_PROBLEM DETAILS:_
Which lines below hold the word "image"? Report each one.

_Recorded data:_
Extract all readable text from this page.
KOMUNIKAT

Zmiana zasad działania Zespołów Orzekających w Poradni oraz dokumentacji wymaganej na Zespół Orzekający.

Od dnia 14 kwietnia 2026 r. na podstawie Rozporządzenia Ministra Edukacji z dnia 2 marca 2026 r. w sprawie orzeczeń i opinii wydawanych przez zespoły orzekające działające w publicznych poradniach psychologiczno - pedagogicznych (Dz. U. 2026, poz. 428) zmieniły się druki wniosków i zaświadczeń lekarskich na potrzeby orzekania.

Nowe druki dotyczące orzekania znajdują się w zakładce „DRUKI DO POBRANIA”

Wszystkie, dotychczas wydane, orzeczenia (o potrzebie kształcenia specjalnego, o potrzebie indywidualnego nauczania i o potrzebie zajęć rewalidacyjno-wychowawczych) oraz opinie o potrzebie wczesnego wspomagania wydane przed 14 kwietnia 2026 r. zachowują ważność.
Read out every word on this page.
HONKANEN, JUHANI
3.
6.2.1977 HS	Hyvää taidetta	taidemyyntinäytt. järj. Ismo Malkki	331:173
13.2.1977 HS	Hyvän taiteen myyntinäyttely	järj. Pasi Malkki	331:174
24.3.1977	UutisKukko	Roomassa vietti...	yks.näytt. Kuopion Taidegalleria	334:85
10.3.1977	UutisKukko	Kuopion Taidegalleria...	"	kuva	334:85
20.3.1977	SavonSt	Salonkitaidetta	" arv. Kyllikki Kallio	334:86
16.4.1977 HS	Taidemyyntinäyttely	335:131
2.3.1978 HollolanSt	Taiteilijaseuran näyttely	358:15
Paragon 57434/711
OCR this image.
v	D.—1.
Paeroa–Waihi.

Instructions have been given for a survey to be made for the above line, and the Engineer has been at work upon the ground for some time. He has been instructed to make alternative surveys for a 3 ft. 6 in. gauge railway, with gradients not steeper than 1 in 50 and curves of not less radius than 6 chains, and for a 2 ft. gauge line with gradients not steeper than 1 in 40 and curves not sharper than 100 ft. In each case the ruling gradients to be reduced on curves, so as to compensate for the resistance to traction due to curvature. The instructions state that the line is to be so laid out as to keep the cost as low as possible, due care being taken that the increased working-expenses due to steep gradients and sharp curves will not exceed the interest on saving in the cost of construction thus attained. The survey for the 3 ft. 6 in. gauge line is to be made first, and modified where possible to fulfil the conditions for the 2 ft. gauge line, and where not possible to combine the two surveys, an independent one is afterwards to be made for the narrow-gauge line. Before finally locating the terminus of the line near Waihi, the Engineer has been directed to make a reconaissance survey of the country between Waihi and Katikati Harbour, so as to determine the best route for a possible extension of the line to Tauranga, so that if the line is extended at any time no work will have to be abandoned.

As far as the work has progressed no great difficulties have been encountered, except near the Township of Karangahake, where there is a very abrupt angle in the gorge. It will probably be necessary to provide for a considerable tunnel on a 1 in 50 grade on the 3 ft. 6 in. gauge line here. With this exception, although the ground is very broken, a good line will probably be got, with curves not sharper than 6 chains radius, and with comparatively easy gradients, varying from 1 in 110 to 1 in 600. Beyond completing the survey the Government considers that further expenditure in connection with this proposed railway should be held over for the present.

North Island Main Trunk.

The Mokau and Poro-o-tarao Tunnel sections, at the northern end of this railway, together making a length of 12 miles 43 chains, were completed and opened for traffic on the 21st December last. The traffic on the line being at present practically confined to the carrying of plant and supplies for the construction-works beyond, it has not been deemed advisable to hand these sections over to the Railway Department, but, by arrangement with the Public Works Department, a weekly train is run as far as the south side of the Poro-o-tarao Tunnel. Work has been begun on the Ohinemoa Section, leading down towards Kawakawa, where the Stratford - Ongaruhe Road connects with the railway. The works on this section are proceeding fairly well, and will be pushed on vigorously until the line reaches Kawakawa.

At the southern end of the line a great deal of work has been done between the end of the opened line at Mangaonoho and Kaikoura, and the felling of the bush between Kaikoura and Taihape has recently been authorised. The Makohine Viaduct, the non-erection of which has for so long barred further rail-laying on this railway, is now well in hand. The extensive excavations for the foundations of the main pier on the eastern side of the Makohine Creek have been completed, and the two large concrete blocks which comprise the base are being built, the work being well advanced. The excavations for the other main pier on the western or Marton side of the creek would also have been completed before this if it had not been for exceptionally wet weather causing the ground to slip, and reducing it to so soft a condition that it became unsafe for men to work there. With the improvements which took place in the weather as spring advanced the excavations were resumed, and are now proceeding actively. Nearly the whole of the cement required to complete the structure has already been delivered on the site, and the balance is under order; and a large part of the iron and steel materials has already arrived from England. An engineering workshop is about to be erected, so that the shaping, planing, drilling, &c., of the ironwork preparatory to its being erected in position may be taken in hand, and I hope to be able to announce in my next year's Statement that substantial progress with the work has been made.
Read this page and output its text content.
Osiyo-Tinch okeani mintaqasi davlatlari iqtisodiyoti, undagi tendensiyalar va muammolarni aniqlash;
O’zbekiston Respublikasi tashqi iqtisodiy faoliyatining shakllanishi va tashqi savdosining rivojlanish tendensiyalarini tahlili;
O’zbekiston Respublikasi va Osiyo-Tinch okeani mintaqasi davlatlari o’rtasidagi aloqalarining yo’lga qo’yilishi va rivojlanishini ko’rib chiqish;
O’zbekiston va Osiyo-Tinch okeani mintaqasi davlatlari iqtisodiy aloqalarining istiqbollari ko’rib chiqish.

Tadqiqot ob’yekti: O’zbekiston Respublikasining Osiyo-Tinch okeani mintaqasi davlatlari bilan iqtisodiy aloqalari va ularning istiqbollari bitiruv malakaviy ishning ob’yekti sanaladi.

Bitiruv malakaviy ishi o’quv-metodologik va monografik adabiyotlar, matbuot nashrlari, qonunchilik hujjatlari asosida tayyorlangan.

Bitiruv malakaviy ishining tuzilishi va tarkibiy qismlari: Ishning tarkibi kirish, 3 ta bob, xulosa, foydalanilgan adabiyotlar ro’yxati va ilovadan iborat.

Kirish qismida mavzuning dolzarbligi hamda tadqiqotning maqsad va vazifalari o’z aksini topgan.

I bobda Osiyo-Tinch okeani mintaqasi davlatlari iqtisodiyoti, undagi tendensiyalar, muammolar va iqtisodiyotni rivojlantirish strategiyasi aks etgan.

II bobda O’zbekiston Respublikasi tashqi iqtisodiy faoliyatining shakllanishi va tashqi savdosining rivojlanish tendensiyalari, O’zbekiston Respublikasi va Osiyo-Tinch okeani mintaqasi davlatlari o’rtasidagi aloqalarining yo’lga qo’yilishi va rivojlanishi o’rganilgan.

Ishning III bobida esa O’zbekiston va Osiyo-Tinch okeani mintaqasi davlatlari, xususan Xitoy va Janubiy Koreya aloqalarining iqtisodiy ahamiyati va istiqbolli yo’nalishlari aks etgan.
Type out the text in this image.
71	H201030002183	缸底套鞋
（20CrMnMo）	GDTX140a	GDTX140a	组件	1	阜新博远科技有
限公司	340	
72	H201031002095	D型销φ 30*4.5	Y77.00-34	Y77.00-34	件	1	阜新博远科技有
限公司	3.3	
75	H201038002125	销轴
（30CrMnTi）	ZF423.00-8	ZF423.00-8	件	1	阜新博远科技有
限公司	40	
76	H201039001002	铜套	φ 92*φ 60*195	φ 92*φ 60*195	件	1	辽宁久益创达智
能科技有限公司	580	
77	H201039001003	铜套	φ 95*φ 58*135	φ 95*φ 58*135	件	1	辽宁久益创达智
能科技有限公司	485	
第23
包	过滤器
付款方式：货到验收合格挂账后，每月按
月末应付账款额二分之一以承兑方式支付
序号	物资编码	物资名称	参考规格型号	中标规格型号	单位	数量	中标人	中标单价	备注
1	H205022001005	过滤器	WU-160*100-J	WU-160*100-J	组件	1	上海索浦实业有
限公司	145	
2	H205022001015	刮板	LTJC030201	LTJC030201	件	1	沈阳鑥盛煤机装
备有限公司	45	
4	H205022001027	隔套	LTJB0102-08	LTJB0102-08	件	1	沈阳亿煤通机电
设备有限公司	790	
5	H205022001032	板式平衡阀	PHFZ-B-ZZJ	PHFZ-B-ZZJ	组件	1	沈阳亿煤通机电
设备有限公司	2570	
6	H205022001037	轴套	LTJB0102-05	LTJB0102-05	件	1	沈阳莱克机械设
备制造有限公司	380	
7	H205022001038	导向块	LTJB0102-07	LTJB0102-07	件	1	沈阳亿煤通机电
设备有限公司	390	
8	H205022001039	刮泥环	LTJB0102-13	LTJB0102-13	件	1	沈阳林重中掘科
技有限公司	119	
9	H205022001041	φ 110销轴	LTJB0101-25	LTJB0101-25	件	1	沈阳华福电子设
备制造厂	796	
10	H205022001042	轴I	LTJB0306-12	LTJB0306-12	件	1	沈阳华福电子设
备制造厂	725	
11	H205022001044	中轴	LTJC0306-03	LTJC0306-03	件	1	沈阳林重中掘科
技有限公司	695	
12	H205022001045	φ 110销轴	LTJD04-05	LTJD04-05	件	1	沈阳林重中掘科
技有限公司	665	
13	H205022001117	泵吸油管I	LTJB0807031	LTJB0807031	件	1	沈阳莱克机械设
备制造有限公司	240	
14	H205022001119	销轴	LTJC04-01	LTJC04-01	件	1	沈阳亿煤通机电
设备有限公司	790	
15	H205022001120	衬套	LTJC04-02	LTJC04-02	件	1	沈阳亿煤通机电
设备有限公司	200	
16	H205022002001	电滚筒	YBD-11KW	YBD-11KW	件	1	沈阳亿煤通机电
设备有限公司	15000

_TASK RESULT:_
OCR this image.
Type out the text in this image.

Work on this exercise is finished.